>>>>>
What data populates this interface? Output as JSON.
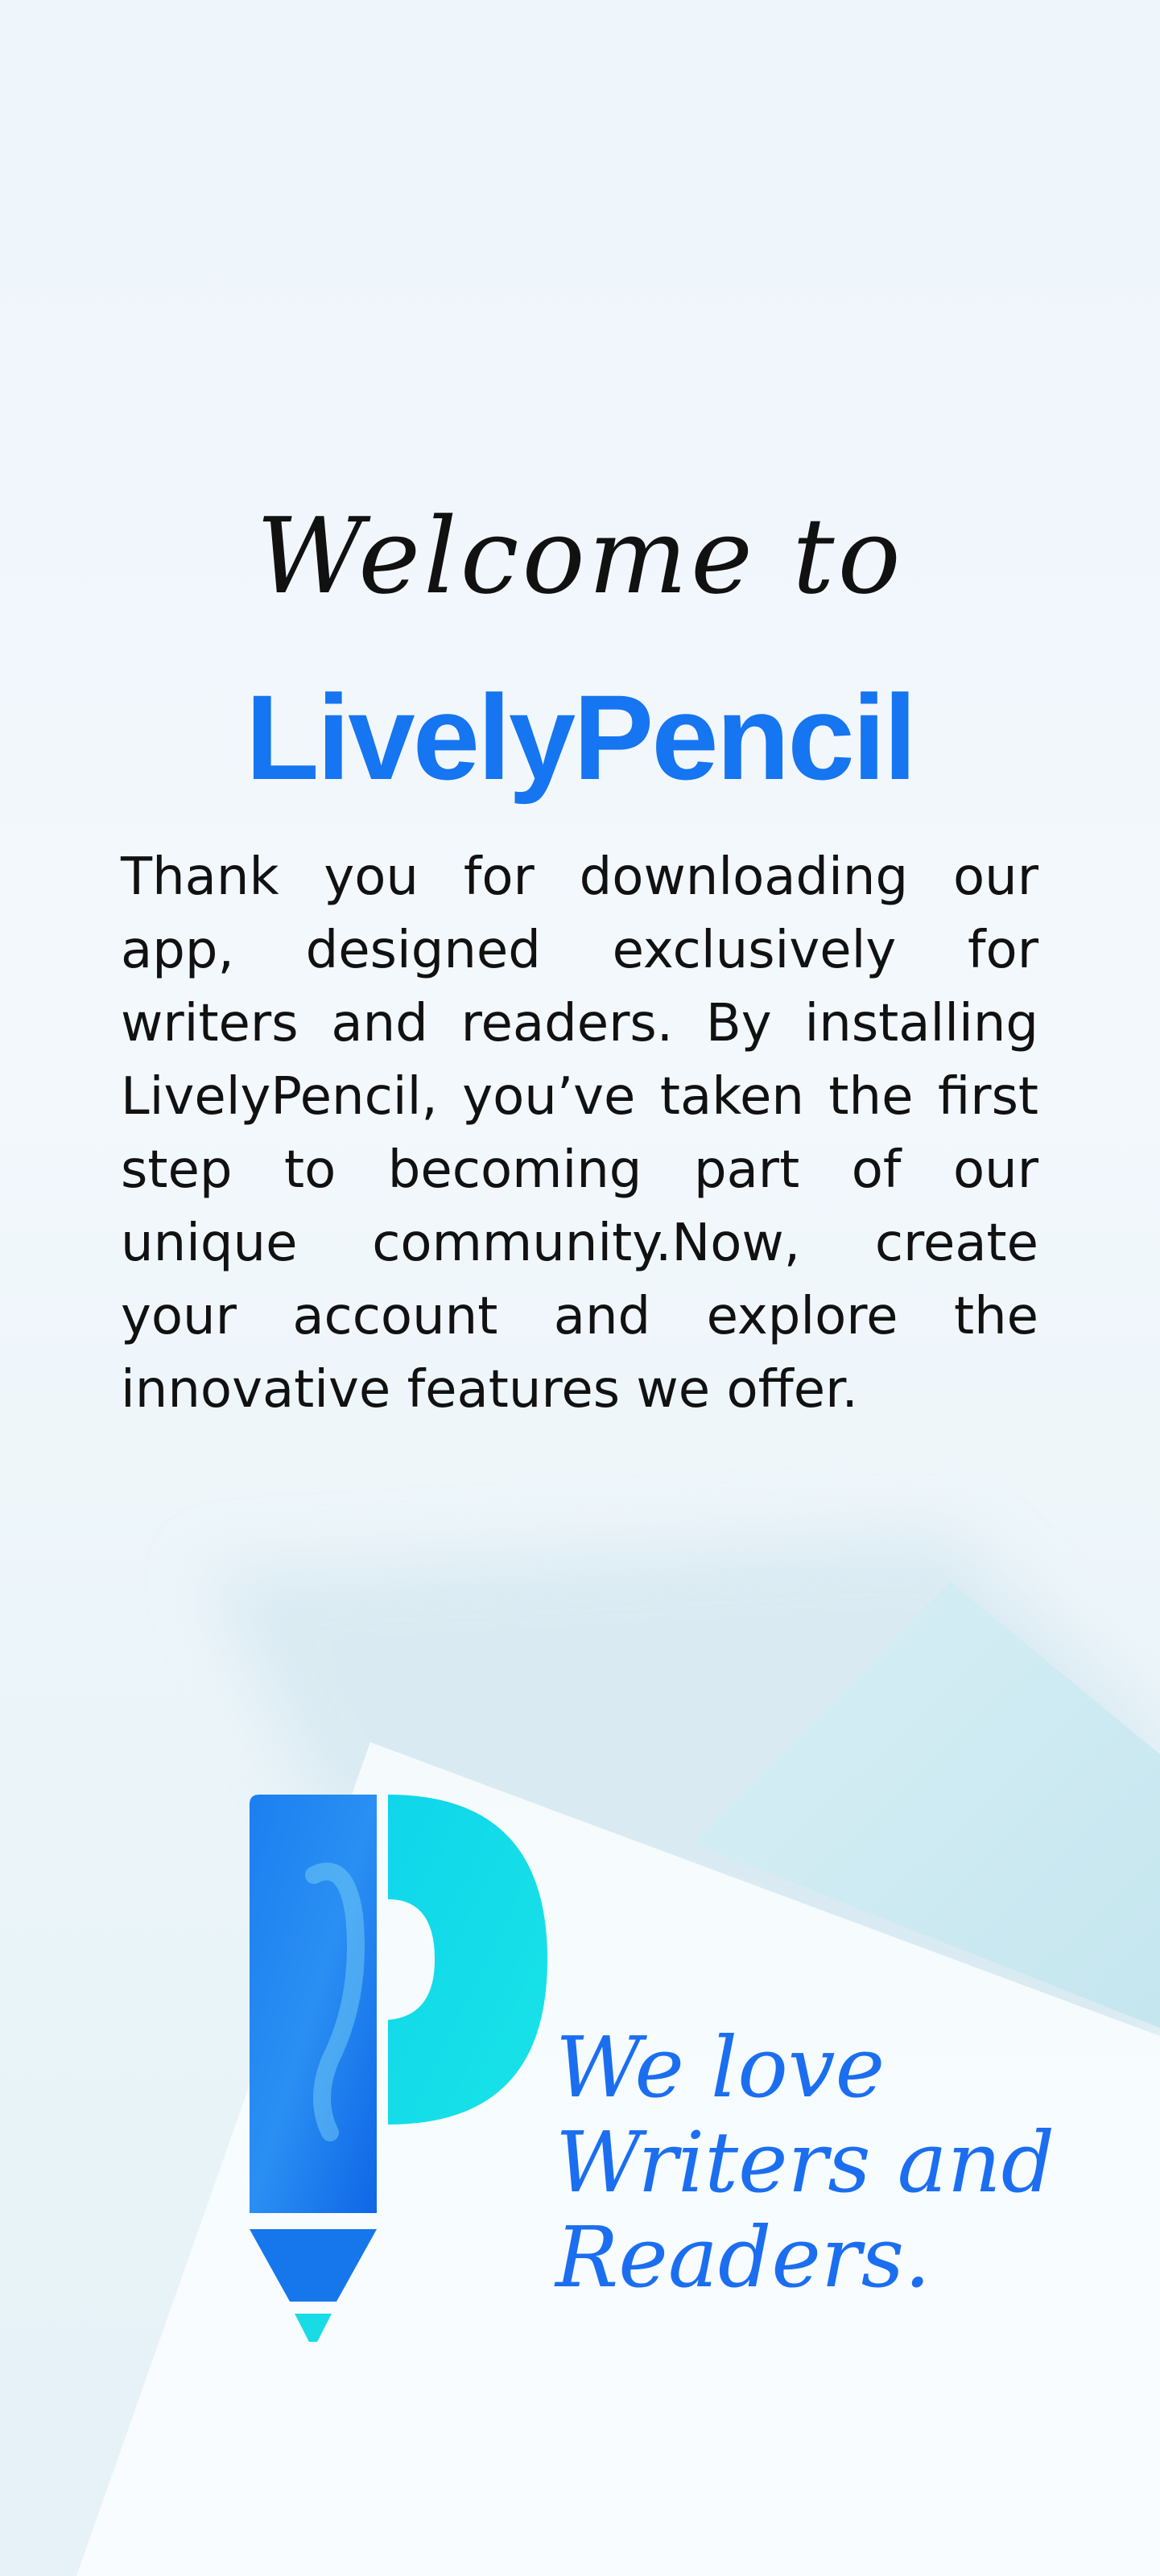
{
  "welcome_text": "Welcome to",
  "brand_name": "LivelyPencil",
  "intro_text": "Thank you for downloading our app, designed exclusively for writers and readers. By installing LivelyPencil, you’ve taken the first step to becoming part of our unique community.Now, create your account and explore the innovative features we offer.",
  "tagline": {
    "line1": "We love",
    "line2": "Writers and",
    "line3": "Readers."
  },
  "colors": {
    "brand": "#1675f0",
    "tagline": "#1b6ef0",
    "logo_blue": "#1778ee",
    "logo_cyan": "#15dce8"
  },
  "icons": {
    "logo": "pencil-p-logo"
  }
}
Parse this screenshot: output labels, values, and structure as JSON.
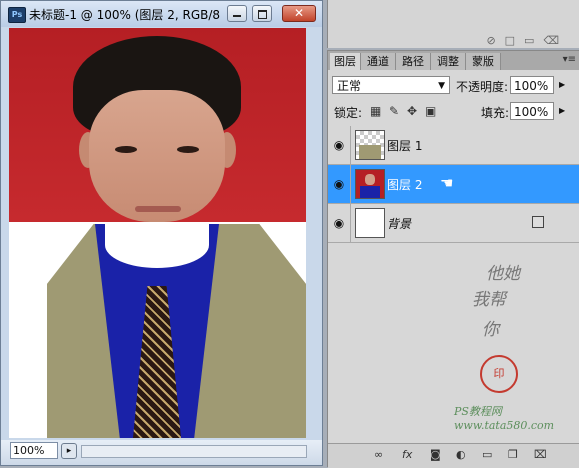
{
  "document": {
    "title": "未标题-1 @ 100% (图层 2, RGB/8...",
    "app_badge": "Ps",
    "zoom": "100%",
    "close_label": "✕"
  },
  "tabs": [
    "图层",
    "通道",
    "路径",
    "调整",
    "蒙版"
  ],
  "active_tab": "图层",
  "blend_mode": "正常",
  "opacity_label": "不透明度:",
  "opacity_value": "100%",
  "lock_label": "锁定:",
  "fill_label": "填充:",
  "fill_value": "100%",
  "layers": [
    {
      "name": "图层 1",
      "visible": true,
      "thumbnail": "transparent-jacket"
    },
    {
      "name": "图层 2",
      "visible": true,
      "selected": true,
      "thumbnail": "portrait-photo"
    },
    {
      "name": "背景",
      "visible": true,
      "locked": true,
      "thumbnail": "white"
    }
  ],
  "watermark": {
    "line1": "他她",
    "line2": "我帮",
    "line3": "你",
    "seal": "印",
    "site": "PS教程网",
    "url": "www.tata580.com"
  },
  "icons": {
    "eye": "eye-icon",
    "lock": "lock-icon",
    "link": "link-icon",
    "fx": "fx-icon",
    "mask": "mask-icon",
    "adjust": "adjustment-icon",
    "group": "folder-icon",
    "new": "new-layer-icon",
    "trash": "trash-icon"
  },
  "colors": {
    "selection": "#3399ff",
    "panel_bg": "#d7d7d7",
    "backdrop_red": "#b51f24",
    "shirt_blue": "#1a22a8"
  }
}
<<<<<
> The exercise:
All records must be output exactly as they are, except for the pictures, which are left out.

> Answer to the exercise:
What data populates this interface? Output as JSON.
{
  "welcome_text": "Welcome to",
  "brand_name": "LivelyPencil",
  "intro_text": "Thank you for downloading our app, designed exclusively for writers and readers. By installing LivelyPencil, you’ve taken the first step to becoming part of our unique community.Now, create your account and explore the innovative features we offer.",
  "tagline": {
    "line1": "We love",
    "line2": "Writers and",
    "line3": "Readers."
  },
  "colors": {
    "brand": "#1675f0",
    "tagline": "#1b6ef0",
    "logo_blue": "#1778ee",
    "logo_cyan": "#15dce8"
  },
  "icons": {
    "logo": "pencil-p-logo"
  }
}
Parse this screenshot: output labels, values, and structure as JSON.
{
  "document": {
    "title": "未标题-1 @ 100% (图层 2, RGB/8...",
    "app_badge": "Ps",
    "zoom": "100%",
    "close_label": "✕"
  },
  "tabs": [
    "图层",
    "通道",
    "路径",
    "调整",
    "蒙版"
  ],
  "active_tab": "图层",
  "blend_mode": "正常",
  "opacity_label": "不透明度:",
  "opacity_value": "100%",
  "lock_label": "锁定:",
  "fill_label": "填充:",
  "fill_value": "100%",
  "layers": [
    {
      "name": "图层 1",
      "visible": true,
      "thumbnail": "transparent-jacket"
    },
    {
      "name": "图层 2",
      "visible": true,
      "selected": true,
      "thumbnail": "portrait-photo"
    },
    {
      "name": "背景",
      "visible": true,
      "locked": true,
      "thumbnail": "white"
    }
  ],
  "watermark": {
    "line1": "他她",
    "line2": "我帮",
    "line3": "你",
    "seal": "印",
    "site": "PS教程网",
    "url": "www.tata580.com"
  },
  "icons": {
    "eye": "eye-icon",
    "lock": "lock-icon",
    "link": "link-icon",
    "fx": "fx-icon",
    "mask": "mask-icon",
    "adjust": "adjustment-icon",
    "group": "folder-icon",
    "new": "new-layer-icon",
    "trash": "trash-icon"
  },
  "colors": {
    "selection": "#3399ff",
    "panel_bg": "#d7d7d7",
    "backdrop_red": "#b51f24",
    "shirt_blue": "#1a22a8"
  }
}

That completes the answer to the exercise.